* Data supplied *
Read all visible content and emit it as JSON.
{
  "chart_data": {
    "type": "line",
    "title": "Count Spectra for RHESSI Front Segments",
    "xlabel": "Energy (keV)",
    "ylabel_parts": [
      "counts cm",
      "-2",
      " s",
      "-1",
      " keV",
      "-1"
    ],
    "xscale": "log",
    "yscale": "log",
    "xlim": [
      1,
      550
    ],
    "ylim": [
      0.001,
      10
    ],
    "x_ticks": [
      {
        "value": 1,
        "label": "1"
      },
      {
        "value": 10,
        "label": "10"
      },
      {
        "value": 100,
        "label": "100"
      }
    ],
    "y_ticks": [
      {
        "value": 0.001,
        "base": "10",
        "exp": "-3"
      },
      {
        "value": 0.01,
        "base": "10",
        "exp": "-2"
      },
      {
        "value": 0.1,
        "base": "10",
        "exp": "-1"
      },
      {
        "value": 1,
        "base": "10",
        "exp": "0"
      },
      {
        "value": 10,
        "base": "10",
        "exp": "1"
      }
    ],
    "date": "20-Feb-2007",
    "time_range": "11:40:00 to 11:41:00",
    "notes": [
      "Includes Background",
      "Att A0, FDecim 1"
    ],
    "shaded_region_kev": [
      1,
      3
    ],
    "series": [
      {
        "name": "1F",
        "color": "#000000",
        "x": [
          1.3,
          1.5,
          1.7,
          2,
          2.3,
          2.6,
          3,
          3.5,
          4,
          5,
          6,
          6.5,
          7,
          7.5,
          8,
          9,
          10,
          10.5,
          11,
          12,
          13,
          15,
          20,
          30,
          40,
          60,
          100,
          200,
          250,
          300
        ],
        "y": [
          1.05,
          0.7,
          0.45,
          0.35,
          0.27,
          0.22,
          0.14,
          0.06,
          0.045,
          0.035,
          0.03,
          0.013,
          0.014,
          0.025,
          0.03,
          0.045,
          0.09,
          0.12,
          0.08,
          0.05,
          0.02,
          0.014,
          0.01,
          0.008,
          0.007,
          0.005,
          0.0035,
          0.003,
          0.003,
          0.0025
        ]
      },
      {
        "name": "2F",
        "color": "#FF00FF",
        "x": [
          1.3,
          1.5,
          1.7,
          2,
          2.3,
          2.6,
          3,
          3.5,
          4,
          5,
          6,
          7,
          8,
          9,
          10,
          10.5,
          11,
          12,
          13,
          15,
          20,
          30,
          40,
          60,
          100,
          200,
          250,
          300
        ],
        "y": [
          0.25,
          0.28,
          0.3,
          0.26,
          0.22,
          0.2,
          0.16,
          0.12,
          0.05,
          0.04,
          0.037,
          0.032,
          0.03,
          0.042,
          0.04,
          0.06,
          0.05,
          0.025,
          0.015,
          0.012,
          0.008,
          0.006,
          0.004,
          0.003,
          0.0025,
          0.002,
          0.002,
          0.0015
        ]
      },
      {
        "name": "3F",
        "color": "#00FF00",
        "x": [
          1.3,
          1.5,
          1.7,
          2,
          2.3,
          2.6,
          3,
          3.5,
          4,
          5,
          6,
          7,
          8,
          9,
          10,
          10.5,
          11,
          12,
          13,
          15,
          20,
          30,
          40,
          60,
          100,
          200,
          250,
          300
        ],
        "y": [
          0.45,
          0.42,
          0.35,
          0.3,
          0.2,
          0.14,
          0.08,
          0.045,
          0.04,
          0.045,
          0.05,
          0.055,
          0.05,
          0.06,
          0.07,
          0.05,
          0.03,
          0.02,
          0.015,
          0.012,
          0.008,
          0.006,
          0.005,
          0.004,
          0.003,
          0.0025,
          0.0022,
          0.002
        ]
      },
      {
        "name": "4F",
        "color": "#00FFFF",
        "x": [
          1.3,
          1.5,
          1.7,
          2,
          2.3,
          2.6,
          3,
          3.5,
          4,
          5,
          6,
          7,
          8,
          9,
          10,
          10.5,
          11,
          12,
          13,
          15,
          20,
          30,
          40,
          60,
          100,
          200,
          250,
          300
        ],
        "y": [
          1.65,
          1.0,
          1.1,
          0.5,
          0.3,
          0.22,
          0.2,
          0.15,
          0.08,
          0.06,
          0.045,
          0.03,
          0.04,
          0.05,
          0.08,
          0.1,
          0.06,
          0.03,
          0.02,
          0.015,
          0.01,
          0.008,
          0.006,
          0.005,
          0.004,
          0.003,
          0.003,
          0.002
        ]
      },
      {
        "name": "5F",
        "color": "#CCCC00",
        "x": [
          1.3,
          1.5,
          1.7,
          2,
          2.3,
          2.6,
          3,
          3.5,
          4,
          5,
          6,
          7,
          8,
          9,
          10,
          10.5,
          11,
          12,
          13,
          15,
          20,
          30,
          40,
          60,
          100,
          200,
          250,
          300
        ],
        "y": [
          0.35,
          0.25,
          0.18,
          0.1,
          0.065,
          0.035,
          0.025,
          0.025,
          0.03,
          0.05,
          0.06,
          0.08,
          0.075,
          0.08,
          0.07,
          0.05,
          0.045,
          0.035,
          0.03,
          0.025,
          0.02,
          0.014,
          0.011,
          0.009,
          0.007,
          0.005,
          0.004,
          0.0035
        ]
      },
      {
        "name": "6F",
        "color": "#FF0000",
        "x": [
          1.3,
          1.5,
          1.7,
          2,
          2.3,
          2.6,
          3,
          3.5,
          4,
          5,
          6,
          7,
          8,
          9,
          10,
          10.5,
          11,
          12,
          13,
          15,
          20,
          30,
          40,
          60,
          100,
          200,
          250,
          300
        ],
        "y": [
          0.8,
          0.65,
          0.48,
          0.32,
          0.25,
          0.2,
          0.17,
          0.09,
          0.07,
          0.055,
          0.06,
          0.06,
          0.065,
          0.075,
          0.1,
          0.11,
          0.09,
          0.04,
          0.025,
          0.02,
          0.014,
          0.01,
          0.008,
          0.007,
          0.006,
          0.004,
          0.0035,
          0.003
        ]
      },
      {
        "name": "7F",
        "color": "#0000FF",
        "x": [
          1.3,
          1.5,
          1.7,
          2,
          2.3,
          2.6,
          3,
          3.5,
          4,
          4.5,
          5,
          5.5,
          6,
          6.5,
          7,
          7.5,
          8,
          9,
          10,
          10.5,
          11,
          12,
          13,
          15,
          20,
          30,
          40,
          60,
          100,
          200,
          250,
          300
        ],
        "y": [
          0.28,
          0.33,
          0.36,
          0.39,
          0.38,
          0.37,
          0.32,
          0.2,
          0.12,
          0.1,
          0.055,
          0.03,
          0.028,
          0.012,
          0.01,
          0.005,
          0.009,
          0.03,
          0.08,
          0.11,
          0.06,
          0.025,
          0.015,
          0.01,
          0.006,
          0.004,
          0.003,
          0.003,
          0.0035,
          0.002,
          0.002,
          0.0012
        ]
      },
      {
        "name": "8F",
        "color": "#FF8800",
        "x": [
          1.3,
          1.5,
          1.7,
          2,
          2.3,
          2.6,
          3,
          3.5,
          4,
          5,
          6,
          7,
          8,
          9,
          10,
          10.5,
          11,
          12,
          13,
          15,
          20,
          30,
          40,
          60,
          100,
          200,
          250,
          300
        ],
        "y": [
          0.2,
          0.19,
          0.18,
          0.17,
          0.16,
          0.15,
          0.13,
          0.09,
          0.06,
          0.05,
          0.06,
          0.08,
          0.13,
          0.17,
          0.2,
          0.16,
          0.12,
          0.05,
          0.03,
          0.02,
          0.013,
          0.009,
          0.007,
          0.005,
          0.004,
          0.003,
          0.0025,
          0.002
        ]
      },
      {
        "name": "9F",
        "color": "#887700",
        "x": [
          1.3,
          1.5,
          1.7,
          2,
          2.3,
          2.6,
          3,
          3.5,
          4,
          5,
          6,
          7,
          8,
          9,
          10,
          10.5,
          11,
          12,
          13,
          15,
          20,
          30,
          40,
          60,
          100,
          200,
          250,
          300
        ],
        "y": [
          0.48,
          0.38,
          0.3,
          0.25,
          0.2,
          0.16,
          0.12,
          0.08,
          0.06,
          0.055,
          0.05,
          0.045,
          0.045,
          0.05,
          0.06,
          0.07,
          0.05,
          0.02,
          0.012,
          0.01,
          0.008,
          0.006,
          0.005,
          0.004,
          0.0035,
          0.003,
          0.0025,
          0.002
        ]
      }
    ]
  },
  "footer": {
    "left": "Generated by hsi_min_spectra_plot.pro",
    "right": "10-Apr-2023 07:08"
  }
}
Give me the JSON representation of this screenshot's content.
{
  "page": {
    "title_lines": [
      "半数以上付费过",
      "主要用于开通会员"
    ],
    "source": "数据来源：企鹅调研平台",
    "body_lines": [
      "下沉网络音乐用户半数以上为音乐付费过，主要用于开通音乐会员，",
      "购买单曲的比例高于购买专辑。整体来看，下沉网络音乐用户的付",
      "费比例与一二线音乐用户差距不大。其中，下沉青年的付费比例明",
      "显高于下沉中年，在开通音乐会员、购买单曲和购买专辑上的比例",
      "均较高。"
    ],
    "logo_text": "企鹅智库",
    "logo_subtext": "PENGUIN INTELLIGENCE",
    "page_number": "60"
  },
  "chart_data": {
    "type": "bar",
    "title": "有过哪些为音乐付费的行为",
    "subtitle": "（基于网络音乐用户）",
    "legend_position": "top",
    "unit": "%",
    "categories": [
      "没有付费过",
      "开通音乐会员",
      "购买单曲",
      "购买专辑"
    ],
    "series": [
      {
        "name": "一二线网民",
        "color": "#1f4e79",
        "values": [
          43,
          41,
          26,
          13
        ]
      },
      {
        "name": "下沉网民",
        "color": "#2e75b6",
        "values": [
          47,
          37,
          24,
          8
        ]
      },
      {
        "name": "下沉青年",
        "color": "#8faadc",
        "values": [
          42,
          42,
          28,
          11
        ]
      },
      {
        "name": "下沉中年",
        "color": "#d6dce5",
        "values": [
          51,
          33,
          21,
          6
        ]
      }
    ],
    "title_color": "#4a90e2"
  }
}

* Exercise brief *
Retype exactly, please, each line from the line that contains "Give me the" through the last line of the entries above, with nothing added.

* Task response *
Give me the JSON representation of this screenshot's content.
{
  "page": {
    "title_lines": [
      "半数以上付费过",
      "主要用于开通会员"
    ],
    "source": "数据来源：企鹅调研平台",
    "body_lines": [
      "下沉网络音乐用户半数以上为音乐付费过，主要用于开通音乐会员，",
      "购买单曲的比例高于购买专辑。整体来看，下沉网络音乐用户的付",
      "费比例与一二线音乐用户差距不大。其中，下沉青年的付费比例明",
      "显高于下沉中年，在开通音乐会员、购买单曲和购买专辑上的比例",
      "均较高。"
    ],
    "logo_text": "企鹅智库",
    "logo_subtext": "PENGUIN INTELLIGENCE",
    "page_number": "60"
  },
  "chart_data": {
    "type": "bar",
    "title": "有过哪些为音乐付费的行为",
    "subtitle": "（基于网络音乐用户）",
    "legend_position": "top",
    "unit": "%",
    "categories": [
      "没有付费过",
      "开通音乐会员",
      "购买单曲",
      "购买专辑"
    ],
    "series": [
      {
        "name": "一二线网民",
        "color": "#1f4e79",
        "values": [
          43,
          41,
          26,
          13
        ]
      },
      {
        "name": "下沉网民",
        "color": "#2e75b6",
        "values": [
          47,
          37,
          24,
          8
        ]
      },
      {
        "name": "下沉青年",
        "color": "#8faadc",
        "values": [
          42,
          42,
          28,
          11
        ]
      },
      {
        "name": "下沉中年",
        "color": "#d6dce5",
        "values": [
          51,
          33,
          21,
          6
        ]
      }
    ],
    "title_color": "#4a90e2"
  }
}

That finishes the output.